SET TASK:
Your task is to repeat all of the data exactly while excluding the pictures.

Excerpt from a dataset
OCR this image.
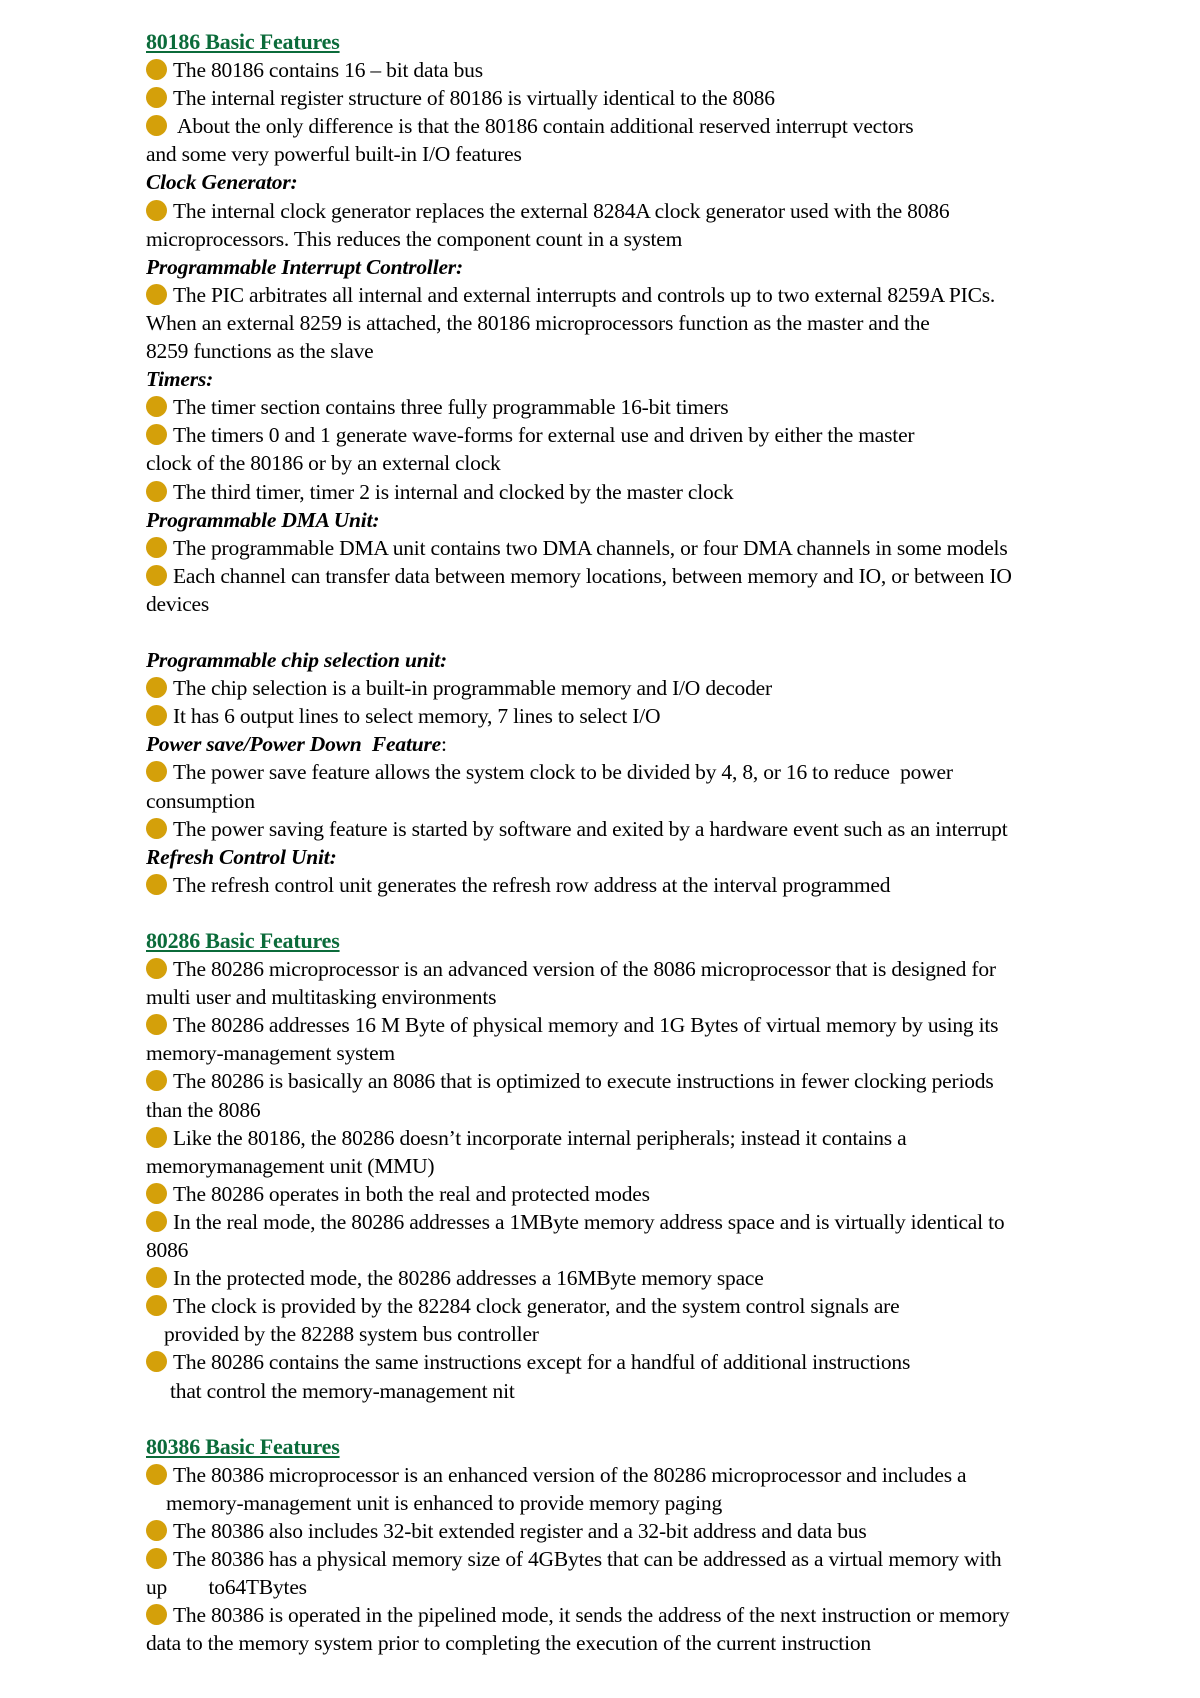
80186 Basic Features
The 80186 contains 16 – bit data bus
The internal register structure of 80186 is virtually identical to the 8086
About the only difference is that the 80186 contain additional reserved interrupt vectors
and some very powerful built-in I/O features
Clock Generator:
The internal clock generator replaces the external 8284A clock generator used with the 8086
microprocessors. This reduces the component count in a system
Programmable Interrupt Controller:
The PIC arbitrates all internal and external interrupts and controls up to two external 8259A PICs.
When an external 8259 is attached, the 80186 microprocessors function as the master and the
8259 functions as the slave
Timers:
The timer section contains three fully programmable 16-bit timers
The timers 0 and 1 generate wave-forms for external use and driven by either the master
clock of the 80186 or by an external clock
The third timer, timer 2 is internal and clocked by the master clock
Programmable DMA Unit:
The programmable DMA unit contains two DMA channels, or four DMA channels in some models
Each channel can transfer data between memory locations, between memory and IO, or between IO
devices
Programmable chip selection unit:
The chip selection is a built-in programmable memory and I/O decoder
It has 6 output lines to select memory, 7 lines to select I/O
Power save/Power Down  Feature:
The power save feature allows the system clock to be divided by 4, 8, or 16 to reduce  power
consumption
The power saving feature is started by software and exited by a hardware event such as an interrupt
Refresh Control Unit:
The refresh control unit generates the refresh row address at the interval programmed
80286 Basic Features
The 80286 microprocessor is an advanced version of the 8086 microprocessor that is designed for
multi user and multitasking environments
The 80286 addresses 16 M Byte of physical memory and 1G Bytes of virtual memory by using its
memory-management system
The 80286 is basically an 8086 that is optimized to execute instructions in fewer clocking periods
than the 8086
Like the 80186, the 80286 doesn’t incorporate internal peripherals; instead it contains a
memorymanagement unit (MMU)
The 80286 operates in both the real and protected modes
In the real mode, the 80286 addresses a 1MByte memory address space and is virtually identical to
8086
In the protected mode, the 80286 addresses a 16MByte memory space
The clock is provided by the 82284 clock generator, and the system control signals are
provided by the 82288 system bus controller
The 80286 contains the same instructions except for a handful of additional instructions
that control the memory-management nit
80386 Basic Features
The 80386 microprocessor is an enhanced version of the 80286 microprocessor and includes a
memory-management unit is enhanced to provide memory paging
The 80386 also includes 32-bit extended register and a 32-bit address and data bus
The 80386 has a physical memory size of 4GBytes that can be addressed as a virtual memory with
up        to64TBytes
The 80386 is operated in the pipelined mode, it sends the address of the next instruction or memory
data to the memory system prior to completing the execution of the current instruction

EXERCISE OUTPUT:
OCR this image.
80186 Basic Features
The 80186 contains 16 – bit data bus
The internal register structure of 80186 is virtually identical to the 8086
About the only difference is that the 80186 contain additional reserved interrupt vectors
and some very powerful built-in I/O features
Clock Generator:
The internal clock generator replaces the external 8284A clock generator used with the 8086
microprocessors. This reduces the component count in a system
Programmable Interrupt Controller:
The PIC arbitrates all internal and external interrupts and controls up to two external 8259A PICs.
When an external 8259 is attached, the 80186 microprocessors function as the master and the
8259 functions as the slave
Timers:
The timer section contains three fully programmable 16-bit timers
The timers 0 and 1 generate wave-forms for external use and driven by either the master
clock of the 80186 or by an external clock
The third timer, timer 2 is internal and clocked by the master clock
Programmable DMA Unit:
The programmable DMA unit contains two DMA channels, or four DMA channels in some models
Each channel can transfer data between memory locations, between memory and IO, or between IO
devices
Programmable chip selection unit:
The chip selection is a built-in programmable memory and I/O decoder
It has 6 output lines to select memory, 7 lines to select I/O
Power save/Power Down  Feature:
The power save feature allows the system clock to be divided by 4, 8, or 16 to reduce  power
consumption
The power saving feature is started by software and exited by a hardware event such as an interrupt
Refresh Control Unit:
The refresh control unit generates the refresh row address at the interval programmed
80286 Basic Features
The 80286 microprocessor is an advanced version of the 8086 microprocessor that is designed for
multi user and multitasking environments
The 80286 addresses 16 M Byte of physical memory and 1G Bytes of virtual memory by using its
memory-management system
The 80286 is basically an 8086 that is optimized to execute instructions in fewer clocking periods
than the 8086
Like the 80186, the 80286 doesn’t incorporate internal peripherals; instead it contains a
memorymanagement unit (MMU)
The 80286 operates in both the real and protected modes
In the real mode, the 80286 addresses a 1MByte memory address space and is virtually identical to
8086
In the protected mode, the 80286 addresses a 16MByte memory space
The clock is provided by the 82284 clock generator, and the system control signals are
provided by the 82288 system bus controller
The 80286 contains the same instructions except for a handful of additional instructions
that control the memory-management nit
80386 Basic Features
The 80386 microprocessor is an enhanced version of the 80286 microprocessor and includes a
memory-management unit is enhanced to provide memory paging
The 80386 also includes 32-bit extended register and a 32-bit address and data bus
The 80386 has a physical memory size of 4GBytes that can be addressed as a virtual memory with
up        to64TBytes
The 80386 is operated in the pipelined mode, it sends the address of the next instruction or memory
data to the memory system prior to completing the execution of the current instruction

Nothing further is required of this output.